[Begin]
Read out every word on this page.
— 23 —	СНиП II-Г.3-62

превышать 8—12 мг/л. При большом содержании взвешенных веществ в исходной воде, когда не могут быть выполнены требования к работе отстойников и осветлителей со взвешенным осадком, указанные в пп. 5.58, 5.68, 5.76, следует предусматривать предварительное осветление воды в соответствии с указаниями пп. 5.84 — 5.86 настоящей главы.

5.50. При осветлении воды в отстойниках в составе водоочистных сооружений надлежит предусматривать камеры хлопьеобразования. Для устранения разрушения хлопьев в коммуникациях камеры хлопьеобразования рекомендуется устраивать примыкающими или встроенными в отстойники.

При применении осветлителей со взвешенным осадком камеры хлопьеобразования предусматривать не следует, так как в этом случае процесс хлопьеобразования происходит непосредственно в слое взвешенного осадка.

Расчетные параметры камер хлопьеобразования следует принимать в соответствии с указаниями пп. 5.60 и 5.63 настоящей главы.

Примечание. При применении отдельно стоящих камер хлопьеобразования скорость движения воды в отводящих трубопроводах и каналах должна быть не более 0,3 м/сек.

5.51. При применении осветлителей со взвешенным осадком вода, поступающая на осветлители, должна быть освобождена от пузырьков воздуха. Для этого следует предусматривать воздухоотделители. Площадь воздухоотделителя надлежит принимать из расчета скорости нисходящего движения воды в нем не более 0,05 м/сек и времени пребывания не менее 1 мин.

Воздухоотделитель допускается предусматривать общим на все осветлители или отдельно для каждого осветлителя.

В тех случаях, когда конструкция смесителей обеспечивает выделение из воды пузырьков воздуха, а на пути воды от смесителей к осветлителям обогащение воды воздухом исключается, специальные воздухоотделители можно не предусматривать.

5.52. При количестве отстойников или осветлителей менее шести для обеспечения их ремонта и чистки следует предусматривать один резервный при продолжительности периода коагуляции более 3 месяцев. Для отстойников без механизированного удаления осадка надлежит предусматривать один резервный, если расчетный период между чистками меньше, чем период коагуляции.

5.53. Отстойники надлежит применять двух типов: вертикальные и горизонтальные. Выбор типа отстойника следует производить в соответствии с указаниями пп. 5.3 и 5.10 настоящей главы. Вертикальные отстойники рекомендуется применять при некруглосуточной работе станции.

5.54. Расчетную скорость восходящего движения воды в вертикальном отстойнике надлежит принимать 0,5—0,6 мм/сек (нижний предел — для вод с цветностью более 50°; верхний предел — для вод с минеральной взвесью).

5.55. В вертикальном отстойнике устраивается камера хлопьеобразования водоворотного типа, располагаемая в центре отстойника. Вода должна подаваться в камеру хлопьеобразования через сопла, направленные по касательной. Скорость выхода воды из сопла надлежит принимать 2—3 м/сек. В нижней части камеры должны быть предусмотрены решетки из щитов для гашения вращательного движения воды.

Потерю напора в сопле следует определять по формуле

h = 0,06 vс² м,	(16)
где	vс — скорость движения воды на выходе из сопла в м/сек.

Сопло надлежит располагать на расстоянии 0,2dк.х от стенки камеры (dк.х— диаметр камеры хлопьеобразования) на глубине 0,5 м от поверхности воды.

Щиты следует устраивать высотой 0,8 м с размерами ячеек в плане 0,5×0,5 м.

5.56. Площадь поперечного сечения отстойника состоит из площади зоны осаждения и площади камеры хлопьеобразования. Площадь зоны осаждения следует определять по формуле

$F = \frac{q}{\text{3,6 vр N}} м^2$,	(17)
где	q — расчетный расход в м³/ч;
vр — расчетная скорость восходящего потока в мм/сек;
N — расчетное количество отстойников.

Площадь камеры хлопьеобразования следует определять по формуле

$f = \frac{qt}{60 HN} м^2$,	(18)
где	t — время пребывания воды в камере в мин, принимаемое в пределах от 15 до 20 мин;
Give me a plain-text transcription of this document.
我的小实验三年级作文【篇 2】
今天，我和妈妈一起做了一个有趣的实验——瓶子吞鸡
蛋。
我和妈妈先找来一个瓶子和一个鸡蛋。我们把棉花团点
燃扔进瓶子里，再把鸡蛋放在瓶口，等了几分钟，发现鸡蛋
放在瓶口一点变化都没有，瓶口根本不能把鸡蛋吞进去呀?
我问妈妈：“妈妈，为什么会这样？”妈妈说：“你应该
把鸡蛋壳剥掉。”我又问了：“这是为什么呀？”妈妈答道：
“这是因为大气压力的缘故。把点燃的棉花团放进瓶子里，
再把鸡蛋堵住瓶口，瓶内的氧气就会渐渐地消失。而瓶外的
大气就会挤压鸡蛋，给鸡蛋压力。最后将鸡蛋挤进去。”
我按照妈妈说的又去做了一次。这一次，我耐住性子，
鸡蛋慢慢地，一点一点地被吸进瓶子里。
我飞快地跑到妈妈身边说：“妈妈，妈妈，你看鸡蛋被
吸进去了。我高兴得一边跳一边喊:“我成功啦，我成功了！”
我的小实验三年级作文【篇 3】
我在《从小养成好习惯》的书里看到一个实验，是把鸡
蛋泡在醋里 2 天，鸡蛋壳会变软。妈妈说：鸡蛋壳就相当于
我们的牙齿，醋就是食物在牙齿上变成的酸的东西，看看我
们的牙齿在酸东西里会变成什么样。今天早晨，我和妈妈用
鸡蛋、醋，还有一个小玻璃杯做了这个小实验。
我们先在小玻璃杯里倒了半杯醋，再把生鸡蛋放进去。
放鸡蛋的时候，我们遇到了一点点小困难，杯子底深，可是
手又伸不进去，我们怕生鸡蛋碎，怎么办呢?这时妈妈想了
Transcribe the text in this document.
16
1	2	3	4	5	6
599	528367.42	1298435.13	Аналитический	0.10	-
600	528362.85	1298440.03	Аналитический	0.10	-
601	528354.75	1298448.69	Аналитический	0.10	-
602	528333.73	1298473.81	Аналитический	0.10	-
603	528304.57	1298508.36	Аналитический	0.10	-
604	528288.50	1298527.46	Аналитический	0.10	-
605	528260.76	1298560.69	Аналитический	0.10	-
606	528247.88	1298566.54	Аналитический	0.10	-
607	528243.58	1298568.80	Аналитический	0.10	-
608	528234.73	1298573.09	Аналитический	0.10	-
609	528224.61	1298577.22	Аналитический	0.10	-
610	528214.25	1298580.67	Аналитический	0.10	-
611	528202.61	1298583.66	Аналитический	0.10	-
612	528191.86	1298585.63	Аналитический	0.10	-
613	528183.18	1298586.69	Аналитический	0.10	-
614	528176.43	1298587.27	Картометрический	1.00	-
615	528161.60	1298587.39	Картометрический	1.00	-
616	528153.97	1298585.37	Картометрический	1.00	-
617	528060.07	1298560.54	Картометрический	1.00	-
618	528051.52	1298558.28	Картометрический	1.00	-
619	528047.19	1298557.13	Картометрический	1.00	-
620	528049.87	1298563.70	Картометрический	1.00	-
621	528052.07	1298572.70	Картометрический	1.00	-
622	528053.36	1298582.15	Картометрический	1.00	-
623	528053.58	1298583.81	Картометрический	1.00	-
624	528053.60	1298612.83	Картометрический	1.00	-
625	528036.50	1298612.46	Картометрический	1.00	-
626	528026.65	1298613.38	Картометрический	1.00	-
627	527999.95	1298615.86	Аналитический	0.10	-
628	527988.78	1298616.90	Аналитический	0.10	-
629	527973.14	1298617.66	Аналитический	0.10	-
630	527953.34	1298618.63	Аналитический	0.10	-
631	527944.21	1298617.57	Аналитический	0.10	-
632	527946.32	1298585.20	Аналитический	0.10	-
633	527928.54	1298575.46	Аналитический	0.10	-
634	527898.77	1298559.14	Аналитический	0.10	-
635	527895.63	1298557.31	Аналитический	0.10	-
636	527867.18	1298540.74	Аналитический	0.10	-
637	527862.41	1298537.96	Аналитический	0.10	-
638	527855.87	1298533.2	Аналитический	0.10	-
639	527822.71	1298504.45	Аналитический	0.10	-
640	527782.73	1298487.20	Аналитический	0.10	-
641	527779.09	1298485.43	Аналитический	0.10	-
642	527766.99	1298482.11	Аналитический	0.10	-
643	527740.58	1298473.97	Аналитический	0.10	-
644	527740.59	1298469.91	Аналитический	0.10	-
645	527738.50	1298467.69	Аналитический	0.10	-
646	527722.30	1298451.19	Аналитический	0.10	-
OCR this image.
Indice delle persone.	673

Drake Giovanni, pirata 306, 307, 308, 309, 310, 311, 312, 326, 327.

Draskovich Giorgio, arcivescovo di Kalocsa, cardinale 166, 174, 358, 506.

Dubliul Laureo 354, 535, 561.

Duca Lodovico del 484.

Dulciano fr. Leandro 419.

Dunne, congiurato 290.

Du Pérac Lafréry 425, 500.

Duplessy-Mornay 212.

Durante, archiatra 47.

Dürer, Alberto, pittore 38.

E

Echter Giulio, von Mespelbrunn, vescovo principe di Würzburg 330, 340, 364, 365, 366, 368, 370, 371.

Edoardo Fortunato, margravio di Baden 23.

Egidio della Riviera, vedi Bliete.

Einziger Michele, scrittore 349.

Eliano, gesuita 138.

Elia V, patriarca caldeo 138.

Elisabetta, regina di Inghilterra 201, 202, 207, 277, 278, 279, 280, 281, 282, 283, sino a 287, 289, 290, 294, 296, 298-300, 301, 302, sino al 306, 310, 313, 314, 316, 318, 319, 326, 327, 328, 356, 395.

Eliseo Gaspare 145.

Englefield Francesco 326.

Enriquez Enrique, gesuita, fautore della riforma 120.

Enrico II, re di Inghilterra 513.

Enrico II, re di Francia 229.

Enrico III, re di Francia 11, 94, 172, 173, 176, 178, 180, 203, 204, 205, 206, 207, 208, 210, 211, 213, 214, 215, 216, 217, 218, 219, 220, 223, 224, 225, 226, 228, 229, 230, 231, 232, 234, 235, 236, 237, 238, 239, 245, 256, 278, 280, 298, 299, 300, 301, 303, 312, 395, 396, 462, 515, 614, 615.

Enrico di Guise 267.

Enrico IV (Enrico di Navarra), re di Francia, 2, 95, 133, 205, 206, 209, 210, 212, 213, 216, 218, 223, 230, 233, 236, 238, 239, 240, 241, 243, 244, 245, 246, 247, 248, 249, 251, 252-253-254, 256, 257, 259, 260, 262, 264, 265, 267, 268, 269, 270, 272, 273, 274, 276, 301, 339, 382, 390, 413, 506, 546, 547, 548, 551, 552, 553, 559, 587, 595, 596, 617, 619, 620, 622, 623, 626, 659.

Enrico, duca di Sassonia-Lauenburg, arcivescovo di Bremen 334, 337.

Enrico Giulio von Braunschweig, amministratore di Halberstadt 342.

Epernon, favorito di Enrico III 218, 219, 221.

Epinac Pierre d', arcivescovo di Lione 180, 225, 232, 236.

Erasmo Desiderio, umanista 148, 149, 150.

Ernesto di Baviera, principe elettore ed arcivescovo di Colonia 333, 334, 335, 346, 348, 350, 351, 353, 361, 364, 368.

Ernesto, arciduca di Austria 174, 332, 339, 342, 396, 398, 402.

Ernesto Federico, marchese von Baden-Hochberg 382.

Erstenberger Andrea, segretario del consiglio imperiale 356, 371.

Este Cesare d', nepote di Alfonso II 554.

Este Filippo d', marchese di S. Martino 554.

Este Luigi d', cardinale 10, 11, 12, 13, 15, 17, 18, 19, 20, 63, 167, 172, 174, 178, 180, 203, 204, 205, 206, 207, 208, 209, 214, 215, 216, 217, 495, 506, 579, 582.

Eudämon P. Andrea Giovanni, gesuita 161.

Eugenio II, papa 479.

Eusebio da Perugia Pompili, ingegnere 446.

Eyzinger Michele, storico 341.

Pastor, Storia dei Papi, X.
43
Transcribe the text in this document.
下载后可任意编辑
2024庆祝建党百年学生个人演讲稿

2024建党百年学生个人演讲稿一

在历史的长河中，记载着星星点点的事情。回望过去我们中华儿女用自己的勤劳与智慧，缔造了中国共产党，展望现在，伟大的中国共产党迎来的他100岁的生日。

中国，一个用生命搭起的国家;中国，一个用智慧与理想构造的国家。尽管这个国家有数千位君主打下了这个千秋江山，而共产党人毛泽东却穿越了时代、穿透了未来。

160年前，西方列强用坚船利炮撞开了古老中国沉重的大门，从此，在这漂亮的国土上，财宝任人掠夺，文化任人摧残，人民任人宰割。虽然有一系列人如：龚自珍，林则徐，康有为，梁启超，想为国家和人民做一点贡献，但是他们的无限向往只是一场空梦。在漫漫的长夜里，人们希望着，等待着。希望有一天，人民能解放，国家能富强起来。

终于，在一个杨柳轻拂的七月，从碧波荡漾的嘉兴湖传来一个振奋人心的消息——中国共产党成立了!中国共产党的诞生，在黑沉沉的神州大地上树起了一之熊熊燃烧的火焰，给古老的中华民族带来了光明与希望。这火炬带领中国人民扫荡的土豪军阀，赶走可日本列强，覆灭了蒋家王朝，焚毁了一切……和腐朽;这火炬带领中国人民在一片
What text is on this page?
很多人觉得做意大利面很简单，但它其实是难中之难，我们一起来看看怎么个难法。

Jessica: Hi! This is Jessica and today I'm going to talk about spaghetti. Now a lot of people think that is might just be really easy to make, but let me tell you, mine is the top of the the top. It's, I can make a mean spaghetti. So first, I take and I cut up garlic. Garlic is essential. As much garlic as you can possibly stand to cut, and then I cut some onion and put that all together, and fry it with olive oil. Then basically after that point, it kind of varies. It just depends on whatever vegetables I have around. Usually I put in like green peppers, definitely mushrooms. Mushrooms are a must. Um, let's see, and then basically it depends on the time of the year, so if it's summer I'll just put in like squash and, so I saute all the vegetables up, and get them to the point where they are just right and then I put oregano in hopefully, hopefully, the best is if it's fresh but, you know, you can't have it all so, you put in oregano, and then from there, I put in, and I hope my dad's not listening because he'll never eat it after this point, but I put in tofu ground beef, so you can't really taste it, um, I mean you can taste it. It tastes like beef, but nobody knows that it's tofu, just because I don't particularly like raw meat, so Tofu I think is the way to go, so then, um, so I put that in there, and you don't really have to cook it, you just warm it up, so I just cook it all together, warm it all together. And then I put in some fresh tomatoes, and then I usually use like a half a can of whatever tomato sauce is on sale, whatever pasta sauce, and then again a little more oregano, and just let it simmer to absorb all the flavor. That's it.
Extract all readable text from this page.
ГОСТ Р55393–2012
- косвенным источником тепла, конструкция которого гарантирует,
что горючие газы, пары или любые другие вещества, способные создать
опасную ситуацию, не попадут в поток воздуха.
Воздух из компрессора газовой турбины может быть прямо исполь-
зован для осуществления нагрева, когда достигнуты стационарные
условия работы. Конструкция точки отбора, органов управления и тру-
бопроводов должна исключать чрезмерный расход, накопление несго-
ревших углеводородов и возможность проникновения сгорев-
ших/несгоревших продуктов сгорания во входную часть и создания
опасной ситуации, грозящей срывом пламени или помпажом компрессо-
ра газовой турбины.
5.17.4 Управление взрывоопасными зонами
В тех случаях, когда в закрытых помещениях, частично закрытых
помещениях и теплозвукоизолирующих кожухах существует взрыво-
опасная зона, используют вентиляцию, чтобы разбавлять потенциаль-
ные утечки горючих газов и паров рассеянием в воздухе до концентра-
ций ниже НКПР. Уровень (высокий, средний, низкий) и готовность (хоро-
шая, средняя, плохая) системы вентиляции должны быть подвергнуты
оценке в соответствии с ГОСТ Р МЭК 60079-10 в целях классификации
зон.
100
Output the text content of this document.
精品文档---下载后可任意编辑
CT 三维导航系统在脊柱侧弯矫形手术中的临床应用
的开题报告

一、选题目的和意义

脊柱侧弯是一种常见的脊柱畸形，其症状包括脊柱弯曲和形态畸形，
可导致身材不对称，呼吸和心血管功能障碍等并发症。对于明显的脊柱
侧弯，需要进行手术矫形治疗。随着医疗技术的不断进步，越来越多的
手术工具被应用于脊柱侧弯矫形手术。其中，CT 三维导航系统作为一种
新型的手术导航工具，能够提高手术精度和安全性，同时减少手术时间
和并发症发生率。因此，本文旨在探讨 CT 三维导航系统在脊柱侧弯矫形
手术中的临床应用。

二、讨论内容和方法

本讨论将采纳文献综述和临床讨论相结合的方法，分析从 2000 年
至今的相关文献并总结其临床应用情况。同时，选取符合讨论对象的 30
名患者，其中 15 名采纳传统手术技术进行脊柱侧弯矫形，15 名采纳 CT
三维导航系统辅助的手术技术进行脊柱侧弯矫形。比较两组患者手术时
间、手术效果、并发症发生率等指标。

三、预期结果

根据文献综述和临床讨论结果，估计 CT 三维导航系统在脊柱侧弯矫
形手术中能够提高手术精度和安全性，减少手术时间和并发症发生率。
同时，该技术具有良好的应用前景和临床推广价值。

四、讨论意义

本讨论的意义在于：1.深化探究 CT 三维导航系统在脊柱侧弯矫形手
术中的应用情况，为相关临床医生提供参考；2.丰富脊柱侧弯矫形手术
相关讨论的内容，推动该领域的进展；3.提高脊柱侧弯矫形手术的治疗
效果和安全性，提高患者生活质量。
[End]
[Aim of the exercise]
Scan the records above for the string "менее", then report every line that contains it.

[Right answer]
5.51. При применении осветлителей со взвешенным осадком вода, поступающая на осветлители, должна быть освобождена от пузырьков воздуха. Для этого следует предусматривать воздухоотделители. Площадь воздухоотделителя надлежит принимать из расчета скорости нисходящего движения воды в нем не более 0,05 м/сек и времени пребывания не менее 1 мин.
5.52. При количестве отстойников или осветлителей менее шести для обеспечения их ремонта и чистки следует предусматривать один резервный при продолжительности периода коагуляции более 3 месяцев. Для отстойников без механизированного удаления осадка надлежит предусматривать один резервный, если расчетный период между чистками меньше, чем период коагуляции.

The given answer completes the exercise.